---- Page

But Pastor from Florida, since you brought it up…I’ll be your huckleberry. You are correct that Margaret was not here this week. She is 78 years old, and her vision problems have become severe in the last few months. We are hoping that she is not going blind. Despite multiple heart issues and increasing lack of mobility, she just took over as interim pastor at a church of about 20 people in Alabama, because she so loves the Church. So you got it, Mr. Member–she couldn’t participate in our reindeer games at the assembly this year. She has led men, under the authority not only of the Spirit but of the Church of God, on the field for over 50 years in the most volatile parts of the world. She has served as a regional overseer twice at the request of her executive leadership. So yeah, I don’t think Margaret is misrepresented in that she would in fact be in favor of women serving on church councils. We talk frequently.
I mean really, how DARE someone bring up a TESTIMONY in a conversation about doctrine at a PENTECOSTAL assembly? I’m sure they wouldn’t have allowed such a thing when deliberating about the inclusion of gentiles at the Jerusalem council in Acts–oh wait. Testimony was the ONLY argument in that debate. It is clearly the Pentecostal way to talk about abstract ideas detached from story and community, in cold scientific terms, right? (Should we be able to have this conversation without looking our mothers in the Lord in the eye?) I wasn’t aware that it was ideal for followers of Jesus to be attentive ONLY to principles to the exclusion of the consideration of actual persons.

--------

### Requirements
a - Repeat word for word the stretch of the passage about Margaret from "I mean really, how" through "of actual persons.".
b - Pick up the passage about Margaret after its last sentence and keep writing it.
The listing that comes next is separate material with no tie to the passage about Margaret.

---- Entries shown

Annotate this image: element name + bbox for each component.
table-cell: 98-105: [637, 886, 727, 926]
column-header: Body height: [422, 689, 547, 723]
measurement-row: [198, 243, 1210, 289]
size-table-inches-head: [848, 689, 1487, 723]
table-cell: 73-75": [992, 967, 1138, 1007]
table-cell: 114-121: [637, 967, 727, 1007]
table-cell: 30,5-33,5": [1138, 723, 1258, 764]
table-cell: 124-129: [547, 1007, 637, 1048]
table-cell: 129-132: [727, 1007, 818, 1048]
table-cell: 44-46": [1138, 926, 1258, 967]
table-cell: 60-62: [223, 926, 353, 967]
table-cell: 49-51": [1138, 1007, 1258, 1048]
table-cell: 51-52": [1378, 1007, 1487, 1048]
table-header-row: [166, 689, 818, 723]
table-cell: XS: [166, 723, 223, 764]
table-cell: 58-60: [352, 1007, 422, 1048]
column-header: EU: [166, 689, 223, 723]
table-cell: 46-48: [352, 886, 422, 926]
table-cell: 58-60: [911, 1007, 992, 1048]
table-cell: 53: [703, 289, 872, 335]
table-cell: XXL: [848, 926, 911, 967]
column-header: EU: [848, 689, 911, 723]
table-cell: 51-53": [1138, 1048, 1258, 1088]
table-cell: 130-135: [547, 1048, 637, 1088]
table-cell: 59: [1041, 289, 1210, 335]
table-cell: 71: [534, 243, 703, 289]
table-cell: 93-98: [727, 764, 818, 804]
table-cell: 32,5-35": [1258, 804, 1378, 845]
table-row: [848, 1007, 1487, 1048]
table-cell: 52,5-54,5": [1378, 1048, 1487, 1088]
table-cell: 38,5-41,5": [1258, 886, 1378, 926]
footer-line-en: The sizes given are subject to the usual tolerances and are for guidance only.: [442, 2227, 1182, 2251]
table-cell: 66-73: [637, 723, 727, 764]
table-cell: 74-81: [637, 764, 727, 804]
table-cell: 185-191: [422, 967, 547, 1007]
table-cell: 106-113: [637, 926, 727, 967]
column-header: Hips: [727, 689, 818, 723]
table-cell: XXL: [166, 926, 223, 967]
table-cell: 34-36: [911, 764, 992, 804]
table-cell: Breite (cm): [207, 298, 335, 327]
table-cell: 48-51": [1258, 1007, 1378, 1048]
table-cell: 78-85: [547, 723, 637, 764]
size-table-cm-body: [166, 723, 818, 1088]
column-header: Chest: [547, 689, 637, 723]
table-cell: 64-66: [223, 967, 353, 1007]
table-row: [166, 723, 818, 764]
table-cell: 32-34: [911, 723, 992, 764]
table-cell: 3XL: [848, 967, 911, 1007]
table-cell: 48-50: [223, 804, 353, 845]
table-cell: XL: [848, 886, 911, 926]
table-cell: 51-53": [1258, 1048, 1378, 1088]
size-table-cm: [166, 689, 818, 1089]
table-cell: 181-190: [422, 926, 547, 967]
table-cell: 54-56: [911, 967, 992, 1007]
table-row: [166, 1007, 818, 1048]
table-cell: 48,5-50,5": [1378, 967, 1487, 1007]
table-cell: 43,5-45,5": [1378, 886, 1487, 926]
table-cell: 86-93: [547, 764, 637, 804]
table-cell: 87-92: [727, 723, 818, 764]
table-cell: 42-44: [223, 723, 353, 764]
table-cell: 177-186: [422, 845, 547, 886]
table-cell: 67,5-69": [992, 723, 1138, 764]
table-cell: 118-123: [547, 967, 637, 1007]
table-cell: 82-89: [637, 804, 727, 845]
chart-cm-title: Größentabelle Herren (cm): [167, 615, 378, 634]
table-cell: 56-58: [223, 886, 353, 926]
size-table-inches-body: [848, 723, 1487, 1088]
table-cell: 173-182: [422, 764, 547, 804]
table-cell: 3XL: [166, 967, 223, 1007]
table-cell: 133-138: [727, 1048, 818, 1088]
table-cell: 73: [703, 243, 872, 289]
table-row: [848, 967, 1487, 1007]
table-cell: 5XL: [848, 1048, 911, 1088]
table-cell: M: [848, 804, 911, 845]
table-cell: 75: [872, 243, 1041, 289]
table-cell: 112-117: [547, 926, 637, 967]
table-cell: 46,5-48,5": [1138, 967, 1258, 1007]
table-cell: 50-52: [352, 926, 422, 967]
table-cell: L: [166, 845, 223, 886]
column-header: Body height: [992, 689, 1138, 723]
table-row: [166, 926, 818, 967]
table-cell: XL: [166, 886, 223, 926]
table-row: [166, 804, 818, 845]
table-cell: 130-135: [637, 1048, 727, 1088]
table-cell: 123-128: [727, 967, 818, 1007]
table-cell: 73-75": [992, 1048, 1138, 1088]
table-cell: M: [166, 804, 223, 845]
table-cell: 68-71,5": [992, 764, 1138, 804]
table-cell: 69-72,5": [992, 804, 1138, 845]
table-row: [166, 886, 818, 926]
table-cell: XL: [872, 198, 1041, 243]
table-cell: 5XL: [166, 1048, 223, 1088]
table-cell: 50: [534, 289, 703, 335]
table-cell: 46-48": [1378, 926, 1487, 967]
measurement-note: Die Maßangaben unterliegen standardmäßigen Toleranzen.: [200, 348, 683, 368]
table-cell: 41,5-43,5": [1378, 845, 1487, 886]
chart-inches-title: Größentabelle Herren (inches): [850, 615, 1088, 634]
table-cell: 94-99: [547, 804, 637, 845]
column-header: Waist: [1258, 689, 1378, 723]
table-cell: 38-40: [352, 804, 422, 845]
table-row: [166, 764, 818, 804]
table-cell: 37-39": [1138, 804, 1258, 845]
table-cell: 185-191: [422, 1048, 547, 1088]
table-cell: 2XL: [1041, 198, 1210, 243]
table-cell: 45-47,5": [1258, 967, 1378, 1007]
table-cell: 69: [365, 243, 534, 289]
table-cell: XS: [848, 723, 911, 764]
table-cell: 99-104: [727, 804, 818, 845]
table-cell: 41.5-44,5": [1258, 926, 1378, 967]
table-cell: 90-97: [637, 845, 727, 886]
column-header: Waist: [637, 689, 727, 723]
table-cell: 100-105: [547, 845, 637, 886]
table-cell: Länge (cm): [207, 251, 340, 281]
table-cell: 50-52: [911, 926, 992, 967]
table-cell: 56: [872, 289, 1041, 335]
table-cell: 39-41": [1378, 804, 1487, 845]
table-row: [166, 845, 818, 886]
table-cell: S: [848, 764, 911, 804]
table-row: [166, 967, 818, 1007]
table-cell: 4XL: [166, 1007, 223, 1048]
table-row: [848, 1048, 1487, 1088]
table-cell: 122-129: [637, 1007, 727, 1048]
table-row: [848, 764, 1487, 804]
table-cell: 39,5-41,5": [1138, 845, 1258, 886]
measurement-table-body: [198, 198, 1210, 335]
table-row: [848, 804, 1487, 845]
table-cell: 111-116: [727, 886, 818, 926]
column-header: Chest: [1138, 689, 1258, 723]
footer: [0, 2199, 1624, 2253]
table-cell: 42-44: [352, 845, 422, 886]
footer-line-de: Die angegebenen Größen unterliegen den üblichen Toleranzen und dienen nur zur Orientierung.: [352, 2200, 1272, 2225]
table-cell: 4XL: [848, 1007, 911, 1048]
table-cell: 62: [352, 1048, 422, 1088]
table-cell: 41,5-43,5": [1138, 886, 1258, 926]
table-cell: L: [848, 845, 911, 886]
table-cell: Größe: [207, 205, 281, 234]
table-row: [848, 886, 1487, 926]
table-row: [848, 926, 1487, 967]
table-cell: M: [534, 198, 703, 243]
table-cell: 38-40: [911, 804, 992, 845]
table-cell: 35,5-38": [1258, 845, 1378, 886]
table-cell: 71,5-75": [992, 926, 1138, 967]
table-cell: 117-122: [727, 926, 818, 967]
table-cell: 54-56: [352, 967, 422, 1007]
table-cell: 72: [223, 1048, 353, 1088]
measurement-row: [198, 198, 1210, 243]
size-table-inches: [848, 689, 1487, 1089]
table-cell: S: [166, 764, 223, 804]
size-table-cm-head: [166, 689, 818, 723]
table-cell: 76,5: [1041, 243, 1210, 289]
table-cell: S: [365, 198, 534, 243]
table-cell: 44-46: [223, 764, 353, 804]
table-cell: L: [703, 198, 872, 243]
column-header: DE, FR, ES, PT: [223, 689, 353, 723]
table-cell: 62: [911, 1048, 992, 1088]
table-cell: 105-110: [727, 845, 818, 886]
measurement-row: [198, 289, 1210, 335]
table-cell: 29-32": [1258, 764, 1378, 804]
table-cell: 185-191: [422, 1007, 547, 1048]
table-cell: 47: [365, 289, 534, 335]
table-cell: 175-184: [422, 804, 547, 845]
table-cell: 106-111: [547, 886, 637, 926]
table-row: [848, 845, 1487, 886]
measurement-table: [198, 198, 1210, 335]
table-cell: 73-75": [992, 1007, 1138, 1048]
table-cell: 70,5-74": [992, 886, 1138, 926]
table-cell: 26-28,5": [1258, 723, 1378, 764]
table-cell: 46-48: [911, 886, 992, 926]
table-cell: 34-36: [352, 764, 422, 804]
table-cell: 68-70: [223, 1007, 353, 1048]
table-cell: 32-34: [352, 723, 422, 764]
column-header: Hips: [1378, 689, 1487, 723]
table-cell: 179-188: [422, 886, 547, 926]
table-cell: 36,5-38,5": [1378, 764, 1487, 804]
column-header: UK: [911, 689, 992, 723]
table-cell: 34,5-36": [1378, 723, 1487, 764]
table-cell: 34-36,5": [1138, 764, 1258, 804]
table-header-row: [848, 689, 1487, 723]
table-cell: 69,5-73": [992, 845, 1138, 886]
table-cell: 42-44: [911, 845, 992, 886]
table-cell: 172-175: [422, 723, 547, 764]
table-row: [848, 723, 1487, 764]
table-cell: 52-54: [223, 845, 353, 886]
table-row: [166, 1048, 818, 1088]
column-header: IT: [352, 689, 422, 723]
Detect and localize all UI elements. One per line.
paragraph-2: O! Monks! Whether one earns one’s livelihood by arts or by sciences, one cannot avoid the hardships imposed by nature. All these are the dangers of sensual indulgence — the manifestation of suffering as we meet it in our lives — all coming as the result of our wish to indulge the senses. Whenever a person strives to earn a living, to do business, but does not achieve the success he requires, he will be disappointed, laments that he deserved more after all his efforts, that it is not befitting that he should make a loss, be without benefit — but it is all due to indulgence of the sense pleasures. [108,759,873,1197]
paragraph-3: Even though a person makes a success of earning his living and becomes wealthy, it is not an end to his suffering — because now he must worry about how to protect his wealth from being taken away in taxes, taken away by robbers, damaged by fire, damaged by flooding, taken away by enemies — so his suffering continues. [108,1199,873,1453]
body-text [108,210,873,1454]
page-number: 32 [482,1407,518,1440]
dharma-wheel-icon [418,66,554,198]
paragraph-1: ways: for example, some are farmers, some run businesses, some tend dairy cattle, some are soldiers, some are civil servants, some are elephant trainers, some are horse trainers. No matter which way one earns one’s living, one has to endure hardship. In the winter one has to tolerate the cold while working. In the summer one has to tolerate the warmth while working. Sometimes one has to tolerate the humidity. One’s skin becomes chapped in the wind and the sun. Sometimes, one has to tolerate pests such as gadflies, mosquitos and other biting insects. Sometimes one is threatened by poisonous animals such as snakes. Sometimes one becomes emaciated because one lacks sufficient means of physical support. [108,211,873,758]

--------

### Results of the exercise
a -
I mean really, how DARE someone bring up a TESTIMONY in a conversation about doctrine at a PENTECOSTAL assembly? I’m sure they wouldn’t have allowed such a thing when deliberating about the inclusion of gentiles at the Jerusalem council in Acts–oh wait. Testimony was the ONLY argument in that debate. It is clearly the Pentecostal way to talk about abstract ideas detached from story and community, in cold scientific terms, right? (Should we be able to have this conversation without looking our mothers in the Lord in the eye?) I wasn’t aware that it was ideal for followers of Jesus to be attentive ONLY to principles to the exclusion of the consideration of actual persons.

b -
I don’t think I’ve ever heard a speaker protest the use of personal examples and testimonies on the assembly floor. But of course I could see how using the example of one of the great saints of the Church of God on the floor could really taint things. And clearly, it could not be part of our calling as men of God to speak on behalf of those who can’t speak for themselves, right?
Also yesterday, I was perplexed when a former elected International Director of Youth and Christian Education, now serving as a state overseer, called a rather arbitrary point of order while one of the leading female Pentecostal scholars of our tradition was giving her speech yesterday. The point of order was that while Dr. Johns was speaking to the body, she referred to women in leadership. His objection was that since councils only serve in an advisory capacity only, it was out of order for her use the term “leadership.” Perhaps this was intended to help the cause, though that didn’t seem to be the spirit of it. Here’s my beef: He’s had many opportunities all week to address the body. As an overseer and a former executive leader, you get myriads of opportunities to speak from the seat of authority. Is it really too much to ask that when one of our great female leaders has the RARE opportunity to address our entire tribe, you let her finish without calling a random point of order? I don’t know if he just thought he was being fair and standing up for parliamentary procedure. I do not intend to slur the speaker or his ministry. Whatever his intention, it just felt like one more way even in the one discussion where the opinions of female ministers are appropriate and invited–that they still can’t catch a break.
And then, as we have heard all week, we heard again yesterday: we can’t put women on church councils because it could open up the door to ordain homosexuals. Now of course, the Assemblies of God and Foursquare churches, our most comparable classical Pentecostal denominations, have long ordained women and had them in all levels of local and regional leadership. Neither of them have ever considered ordaining homosexuals, not even in passing. Would that be pertinent to the discussion?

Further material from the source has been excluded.